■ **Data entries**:
>>

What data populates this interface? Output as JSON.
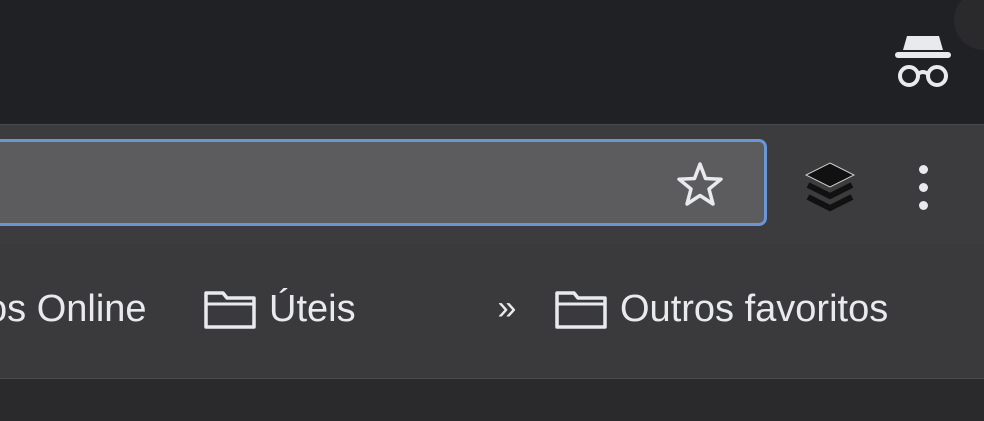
{
  "window": {
    "incognito_icon": "incognito-icon",
    "accent_color": "#6a96d6",
    "background_color": "#202124"
  },
  "toolbar": {
    "address_value": "",
    "bookmark_star_icon": "star-outline-icon",
    "extension_icon": "layers-icon",
    "menu_icon": "vertical-dots-icon"
  },
  "bookmarks": {
    "items": [
      {
        "label": "os Online",
        "icon": "none"
      },
      {
        "label": "Úteis",
        "icon": "folder-icon"
      }
    ],
    "overflow_label": "»",
    "other_bookmarks": {
      "label": "Outros favoritos",
      "icon": "folder-icon"
    }
  }
}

<<

■ **Work instructions**:
Scan the entries above for the word "icon" and collect each line holding it.

■ **Reply to the exercise**:
    "incognito_icon": "incognito-icon",
    "bookmark_star_icon": "star-outline-icon",
    "extension_icon": "layers-icon",
    "menu_icon": "vertical-dots-icon"
        "icon": "none"
        "icon": "folder-icon"
      "icon": "folder-icon"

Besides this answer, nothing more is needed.